→ **INSTRUCTIONS TO FOLLOW**: From the piece on team-based care, reproduce verbatim the passage that begins with "As much as some" and stops after "of team-based care.".

→ **TEXT PROVIDED**:

↓

As much as some would like you to believe that this is not about turf protection, make no mistake, it is exactly about protectionism and nothing in the interest of the patient. The latest buzz words are now “team-based care” where nurse practitioners, physicians, and other members of the health care team, are working for the common goal of better health outcomes while the inefficiencies of today’s healthcare system vanish. The problem with this presumption is that there is no defined model of team-based care.

So what then is team-based care? If you ask a physician what team-based care is, they would say it is where they are in charge of the team and tell what the other members to do. They hold the most hours of in-patient training and in doing so can care for every patient and every condition without anyone else telling them how to do it. Plain and simple. Captain of the ship.

If you ask a nurse practitioner about team-based care, they will refer to a theoretical model where all members of the team are active participants in the provision of care for that patient. True collaboration takes place where providers seek solutions collectively and the right provider is caring for the patient at the right time and place. Precious time is spent developing the communication strategies of the team, the team composition and conflict resolution.

To simply state that the “…University of Missouri Department of Family and Community Medicine conducted a recent study of all comparative research on the topic and concluded ‘substitution of physicians by independent nurses providing comprehensive primary care is not an approach supported by the literature’” is disingenuous at best. First, this purported study simply used the data from an established systematic review published by the Cochrane Library of Systematic Reviews – “Substitution of doctors by nurses in primary care” by Laurant et al. (http://webcache.googleusercontent.com/search?q=cache:Ffm3TsFaMgQJ:www.aafp.org/online/etc/medialib/aafp_org/documents/about/congress/2010/res605background.Par.0001.File.tmp/SubstitutionofPhysiciansbyNursesinPrimaryCare2011.pdf+&cd=1&hl=en&ct=clnk&gl=us). Because the American Academy of Family Physicians (AAFP) didn’t like the outcome of the peer-review process, they decided to fund a second review and essentially re-write the results so that it favored a fictitious outcome, thereby minimizing the contribution of NPs. To date, their “new” study has yet to be published in any peer-reviewed journal that I am aware of.

The next talking point is to highlight how NPs order more tests. There was one small study that observed this (well over 10 years ago), however the study did not focus on patient outcomes. Therefore, this has very little applicability to draw any significant conclusions about healthcare costs or anything else for that matter. 

Finally, nurse practitioners do not want to be physicians nor do we purport to be. NPs are not taking a “shortcut” to medicine or trying to fool patients into thinking we are something we are not. It is our goal to be recognized for the unique clinicians that we are – melding nursing and medicine together to care for the whole patient. Nurse practitioners are among the majority of providers caring for the health disparate and doing so in an evidence based, culturally competent, and high quality manner that NPs bring to every patient encounter. The pillars of health promotion, health education, wellness, and disease management make nurse practitioners uniquely qualified for the aging population. And when there is a patient with multiple health issues whose body and/or mind are not responding to the latest recognized treatment, it’s good to know that a physician is waiting for the handoff. Or are they? 




Comments

Anonymous said…
Stephen, Absolutely. I can speak from personal experience - at my last hospitalization the ED PHYSICIAN ordered 5% glucose IV for me - an insulin dependent diabetic when I was transferred to inpatient status! It was the NP who saw me on the floor who changed that order to normal saline. My complaints to hospital staff went unheeded and it was not until the NP saw me that the change was ordered. So much for the claim that it is the MD who makes all the correct decisions! Really, MD does not stand for Major Diety and infallibility is not conferred by a medical degree.

↑

→ **GIVEN INFORMATION**:
↓

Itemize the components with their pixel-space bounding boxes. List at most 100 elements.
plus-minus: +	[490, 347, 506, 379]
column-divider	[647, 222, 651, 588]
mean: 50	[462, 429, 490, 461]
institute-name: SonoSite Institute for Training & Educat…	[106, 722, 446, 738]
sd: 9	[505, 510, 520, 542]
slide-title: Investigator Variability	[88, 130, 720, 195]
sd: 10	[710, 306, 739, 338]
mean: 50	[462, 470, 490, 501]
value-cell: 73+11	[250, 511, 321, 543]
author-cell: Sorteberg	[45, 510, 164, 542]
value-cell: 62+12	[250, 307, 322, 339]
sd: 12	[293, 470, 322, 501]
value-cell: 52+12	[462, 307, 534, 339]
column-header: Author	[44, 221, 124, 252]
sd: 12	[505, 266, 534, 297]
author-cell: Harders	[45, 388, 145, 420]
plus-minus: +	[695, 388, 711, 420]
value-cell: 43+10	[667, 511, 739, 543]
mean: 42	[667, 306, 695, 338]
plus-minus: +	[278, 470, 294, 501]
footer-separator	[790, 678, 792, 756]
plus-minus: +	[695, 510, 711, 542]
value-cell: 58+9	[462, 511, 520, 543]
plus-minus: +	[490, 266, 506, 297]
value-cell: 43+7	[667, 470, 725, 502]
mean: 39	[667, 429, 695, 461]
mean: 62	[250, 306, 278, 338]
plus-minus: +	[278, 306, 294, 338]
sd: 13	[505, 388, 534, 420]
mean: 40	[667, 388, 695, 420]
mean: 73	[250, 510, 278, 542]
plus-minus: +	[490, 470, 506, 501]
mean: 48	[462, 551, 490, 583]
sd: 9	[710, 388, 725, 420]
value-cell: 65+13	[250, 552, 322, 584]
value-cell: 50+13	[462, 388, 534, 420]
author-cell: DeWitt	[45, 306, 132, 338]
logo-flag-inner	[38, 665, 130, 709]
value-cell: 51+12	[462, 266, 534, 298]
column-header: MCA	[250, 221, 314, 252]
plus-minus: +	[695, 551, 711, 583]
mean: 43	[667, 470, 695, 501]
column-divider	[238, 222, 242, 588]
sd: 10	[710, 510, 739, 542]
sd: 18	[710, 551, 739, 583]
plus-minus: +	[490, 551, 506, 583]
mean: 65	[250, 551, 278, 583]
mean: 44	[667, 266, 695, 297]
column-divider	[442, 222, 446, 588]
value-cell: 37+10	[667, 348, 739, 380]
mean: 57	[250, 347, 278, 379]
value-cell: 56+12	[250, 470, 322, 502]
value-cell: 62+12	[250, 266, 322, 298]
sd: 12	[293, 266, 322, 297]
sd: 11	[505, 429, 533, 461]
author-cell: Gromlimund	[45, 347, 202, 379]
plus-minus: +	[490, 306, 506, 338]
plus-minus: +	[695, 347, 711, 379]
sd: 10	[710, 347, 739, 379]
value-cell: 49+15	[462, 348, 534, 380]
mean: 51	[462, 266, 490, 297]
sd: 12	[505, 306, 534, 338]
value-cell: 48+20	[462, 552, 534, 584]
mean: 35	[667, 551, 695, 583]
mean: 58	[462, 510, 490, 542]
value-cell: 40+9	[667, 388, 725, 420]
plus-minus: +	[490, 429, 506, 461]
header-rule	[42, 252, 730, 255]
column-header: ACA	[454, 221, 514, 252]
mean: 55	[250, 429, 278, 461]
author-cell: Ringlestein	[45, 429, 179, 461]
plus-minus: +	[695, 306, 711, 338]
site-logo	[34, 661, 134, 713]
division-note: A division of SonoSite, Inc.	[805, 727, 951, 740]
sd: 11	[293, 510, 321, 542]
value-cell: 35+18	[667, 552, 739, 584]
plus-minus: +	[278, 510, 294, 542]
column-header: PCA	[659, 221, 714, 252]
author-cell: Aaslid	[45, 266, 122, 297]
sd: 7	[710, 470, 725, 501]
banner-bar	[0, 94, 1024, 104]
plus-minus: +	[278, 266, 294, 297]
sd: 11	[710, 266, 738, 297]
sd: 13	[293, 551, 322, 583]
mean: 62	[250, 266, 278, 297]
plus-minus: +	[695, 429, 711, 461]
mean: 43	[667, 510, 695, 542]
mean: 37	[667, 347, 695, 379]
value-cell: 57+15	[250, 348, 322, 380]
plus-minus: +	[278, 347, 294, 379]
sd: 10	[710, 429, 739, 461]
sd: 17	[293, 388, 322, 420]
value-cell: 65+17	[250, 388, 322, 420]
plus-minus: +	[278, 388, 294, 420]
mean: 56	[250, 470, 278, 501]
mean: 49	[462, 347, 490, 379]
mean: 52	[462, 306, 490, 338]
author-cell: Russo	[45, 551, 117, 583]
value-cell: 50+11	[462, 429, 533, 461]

↑

→ **RESPONSE TO THE EXERCISE**:
As much as some would like you to believe that this is not about turf protection, make no mistake, it is exactly about protectionism and nothing in the interest of the patient. The latest buzz words are now “team-based care” where nurse practitioners, physicians, and other members of the health care team, are working for the common goal of better health outcomes while the inefficiencies of today’s healthcare system vanish. The problem with this presumption is that there is no defined model of team-based care.